Challenge ▸ Each line containing the word "name" must be collected.

Working data ▸
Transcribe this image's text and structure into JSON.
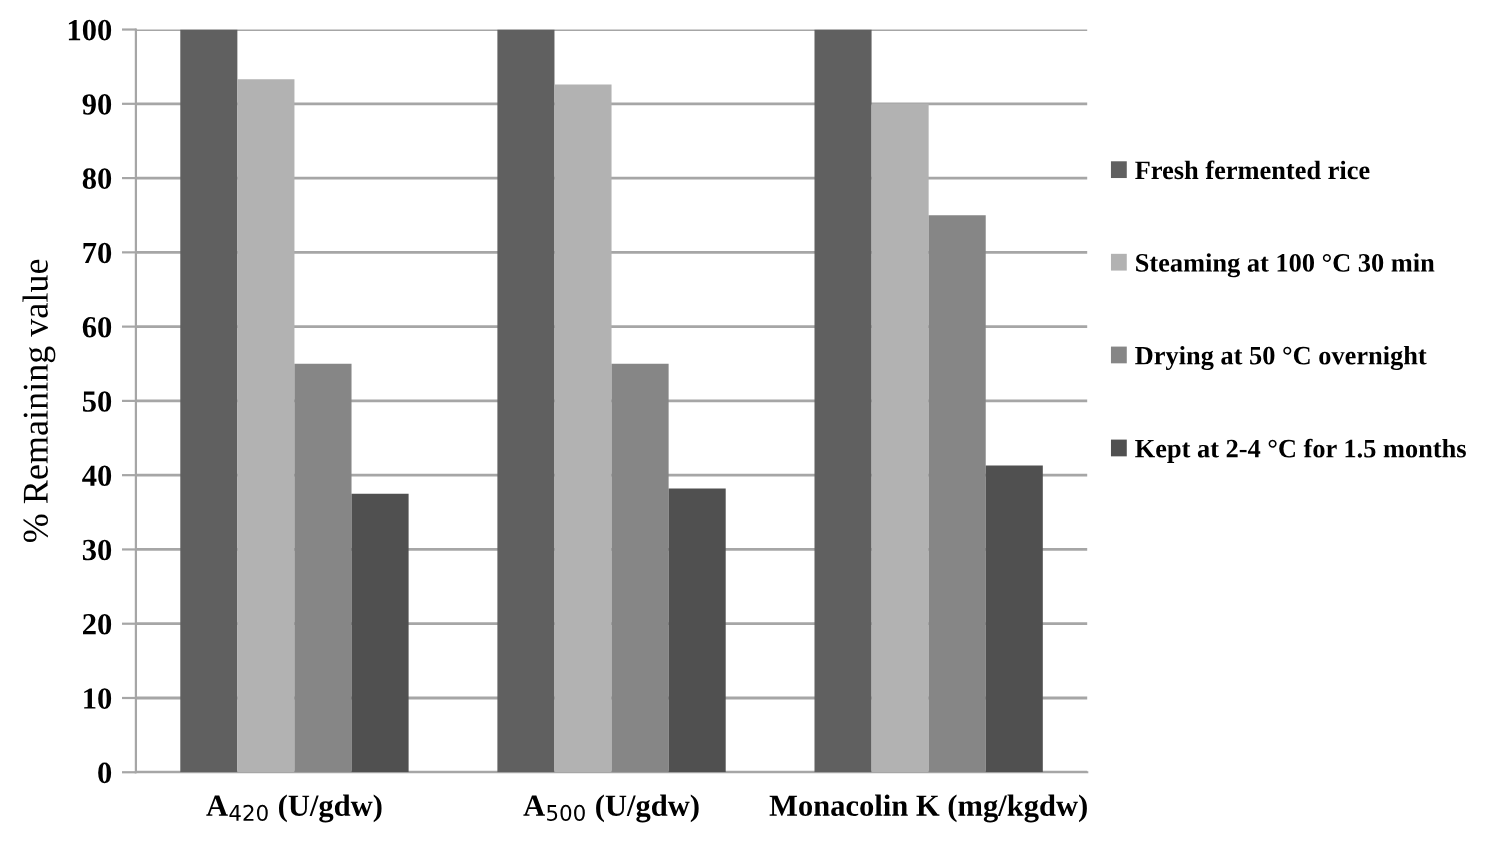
{
  "chart_data": {
    "type": "bar",
    "ylabel": "% Remaining value",
    "categories": [
      "A$_{420}$ (U/gdw)",
      "A$_{500}$ (U/gdw)",
      "Monacolin K (mg/kgdw)"
    ],
    "series": [
      {
        "name": "Fresh fermented rice",
        "color": "#606060",
        "values": [
          100,
          100,
          100
        ]
      },
      {
        "name": "Steaming at 100 °C 30 min",
        "color": "#b2b2b2",
        "values": [
          93.3,
          92.6,
          90
        ]
      },
      {
        "name": "Drying at 50 °C overnight",
        "color": "#868686",
        "values": [
          55,
          55,
          75
        ]
      },
      {
        "name": "Kept at 2-4 °C for 1.5 months",
        "color": "#505050",
        "values": [
          37.5,
          38.2,
          41.3
        ]
      }
    ],
    "ylim": [
      0,
      100
    ],
    "yticks": [
      0,
      10,
      20,
      30,
      40,
      50,
      60,
      70,
      80,
      90,
      100
    ],
    "grid": "y",
    "legend": "right"
  }
}
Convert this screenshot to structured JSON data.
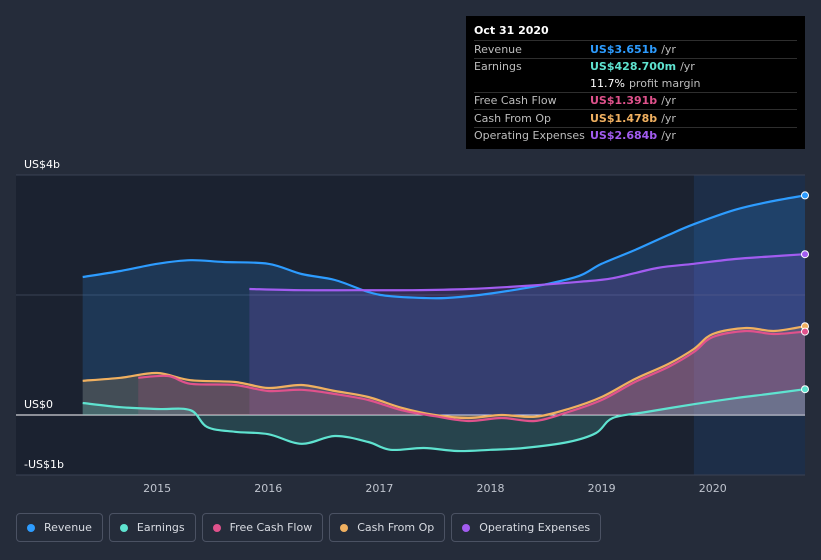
{
  "tooltip": {
    "date": "Oct 31 2020",
    "rows": [
      {
        "label": "Revenue",
        "value": "US$3.651b",
        "unit": "/yr",
        "color": "#2d9cff"
      },
      {
        "label": "Earnings",
        "value": "US$428.700m",
        "unit": "/yr",
        "color": "#5fe3d0"
      },
      {
        "label": "",
        "value": "11.7%",
        "unit": "profit margin",
        "color": "#ffffff"
      },
      {
        "label": "Free Cash Flow",
        "value": "US$1.391b",
        "unit": "/yr",
        "color": "#e0528c"
      },
      {
        "label": "Cash From Op",
        "value": "US$1.478b",
        "unit": "/yr",
        "color": "#f0b060"
      },
      {
        "label": "Operating Expenses",
        "value": "US$2.684b",
        "unit": "/yr",
        "color": "#a25cf0"
      }
    ]
  },
  "legend": [
    {
      "label": "Revenue",
      "color": "#2d9cff"
    },
    {
      "label": "Earnings",
      "color": "#5fe3d0"
    },
    {
      "label": "Free Cash Flow",
      "color": "#e0528c"
    },
    {
      "label": "Cash From Op",
      "color": "#f0b060"
    },
    {
      "label": "Operating Expenses",
      "color": "#a25cf0"
    }
  ],
  "chart_data": {
    "type": "line",
    "y_tick_labels": [
      {
        "value": 4,
        "label": "US$4b"
      },
      {
        "value": 0,
        "label": "US$0"
      },
      {
        "value": -1,
        "label": "-US$1b"
      }
    ],
    "x_tick_labels": [
      {
        "value": 2015.0,
        "label": "2015"
      },
      {
        "value": 2016.0,
        "label": "2016"
      },
      {
        "value": 2017.0,
        "label": "2017"
      },
      {
        "value": 2018.0,
        "label": "2018"
      },
      {
        "value": 2019.0,
        "label": "2019"
      },
      {
        "value": 2020.0,
        "label": "2020"
      }
    ],
    "xlim": [
      2013.73,
      2020.83
    ],
    "ylim": [
      -1.0,
      4.0
    ],
    "highlight_start": 2019.83,
    "series": [
      {
        "name": "Revenue",
        "color": "#2d9cff",
        "points": [
          [
            2014.33,
            2.3
          ],
          [
            2014.67,
            2.4
          ],
          [
            2015.0,
            2.52
          ],
          [
            2015.3,
            2.58
          ],
          [
            2015.6,
            2.55
          ],
          [
            2016.0,
            2.52
          ],
          [
            2016.3,
            2.35
          ],
          [
            2016.6,
            2.25
          ],
          [
            2016.9,
            2.05
          ],
          [
            2017.1,
            1.98
          ],
          [
            2017.4,
            1.95
          ],
          [
            2017.6,
            1.95
          ],
          [
            2017.9,
            2.0
          ],
          [
            2018.2,
            2.08
          ],
          [
            2018.5,
            2.18
          ],
          [
            2018.8,
            2.32
          ],
          [
            2019.0,
            2.52
          ],
          [
            2019.3,
            2.75
          ],
          [
            2019.6,
            3.0
          ],
          [
            2019.83,
            3.18
          ],
          [
            2020.2,
            3.42
          ],
          [
            2020.5,
            3.55
          ],
          [
            2020.83,
            3.66
          ]
        ]
      },
      {
        "name": "Earnings",
        "color": "#5fe3d0",
        "points": [
          [
            2014.33,
            0.2
          ],
          [
            2014.67,
            0.13
          ],
          [
            2015.0,
            0.1
          ],
          [
            2015.3,
            0.08
          ],
          [
            2015.45,
            -0.2
          ],
          [
            2015.7,
            -0.28
          ],
          [
            2016.0,
            -0.32
          ],
          [
            2016.3,
            -0.48
          ],
          [
            2016.6,
            -0.35
          ],
          [
            2016.9,
            -0.45
          ],
          [
            2017.1,
            -0.58
          ],
          [
            2017.4,
            -0.55
          ],
          [
            2017.7,
            -0.6
          ],
          [
            2018.0,
            -0.58
          ],
          [
            2018.3,
            -0.55
          ],
          [
            2018.7,
            -0.45
          ],
          [
            2018.95,
            -0.3
          ],
          [
            2019.1,
            -0.05
          ],
          [
            2019.4,
            0.05
          ],
          [
            2019.83,
            0.18
          ],
          [
            2020.2,
            0.28
          ],
          [
            2020.5,
            0.35
          ],
          [
            2020.83,
            0.43
          ]
        ]
      },
      {
        "name": "Free Cash Flow",
        "color": "#e0528c",
        "points": [
          [
            2014.83,
            0.62
          ],
          [
            2015.1,
            0.65
          ],
          [
            2015.3,
            0.52
          ],
          [
            2015.7,
            0.5
          ],
          [
            2016.0,
            0.4
          ],
          [
            2016.3,
            0.42
          ],
          [
            2016.6,
            0.35
          ],
          [
            2016.9,
            0.25
          ],
          [
            2017.2,
            0.08
          ],
          [
            2017.5,
            -0.02
          ],
          [
            2017.8,
            -0.1
          ],
          [
            2018.1,
            -0.05
          ],
          [
            2018.4,
            -0.1
          ],
          [
            2018.7,
            0.05
          ],
          [
            2019.0,
            0.25
          ],
          [
            2019.3,
            0.55
          ],
          [
            2019.6,
            0.8
          ],
          [
            2019.83,
            1.05
          ],
          [
            2020.0,
            1.3
          ],
          [
            2020.3,
            1.4
          ],
          [
            2020.55,
            1.35
          ],
          [
            2020.83,
            1.39
          ]
        ]
      },
      {
        "name": "Cash From Op",
        "color": "#f0b060",
        "points": [
          [
            2014.33,
            0.57
          ],
          [
            2014.67,
            0.62
          ],
          [
            2015.0,
            0.7
          ],
          [
            2015.3,
            0.58
          ],
          [
            2015.7,
            0.55
          ],
          [
            2016.0,
            0.45
          ],
          [
            2016.3,
            0.5
          ],
          [
            2016.6,
            0.4
          ],
          [
            2016.9,
            0.3
          ],
          [
            2017.2,
            0.12
          ],
          [
            2017.5,
            0.0
          ],
          [
            2017.8,
            -0.05
          ],
          [
            2018.1,
            0.0
          ],
          [
            2018.4,
            -0.03
          ],
          [
            2018.7,
            0.1
          ],
          [
            2019.0,
            0.3
          ],
          [
            2019.3,
            0.6
          ],
          [
            2019.6,
            0.85
          ],
          [
            2019.83,
            1.1
          ],
          [
            2020.0,
            1.35
          ],
          [
            2020.3,
            1.45
          ],
          [
            2020.55,
            1.4
          ],
          [
            2020.83,
            1.48
          ]
        ]
      },
      {
        "name": "Operating Expenses",
        "color": "#a25cf0",
        "points": [
          [
            2015.83,
            2.1
          ],
          [
            2016.3,
            2.08
          ],
          [
            2016.8,
            2.08
          ],
          [
            2017.3,
            2.08
          ],
          [
            2017.8,
            2.1
          ],
          [
            2018.3,
            2.15
          ],
          [
            2018.8,
            2.22
          ],
          [
            2019.1,
            2.28
          ],
          [
            2019.5,
            2.45
          ],
          [
            2019.83,
            2.52
          ],
          [
            2020.2,
            2.6
          ],
          [
            2020.5,
            2.64
          ],
          [
            2020.83,
            2.68
          ]
        ]
      }
    ]
  }
}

Solution to the problem ▸
        "name": "Fresh fermented rice",
        "name": "Steaming at 100 °C 30 min",
        "name": "Drying at 50 °C overnight",
        "name": "Kept at 2-4 °C for 1.5 months",
        "name": "Revenue",
        "name": "Earnings",
        "name": "Free Cash Flow",
        "name": "Cash From Op",
        "name": "Operating Expenses",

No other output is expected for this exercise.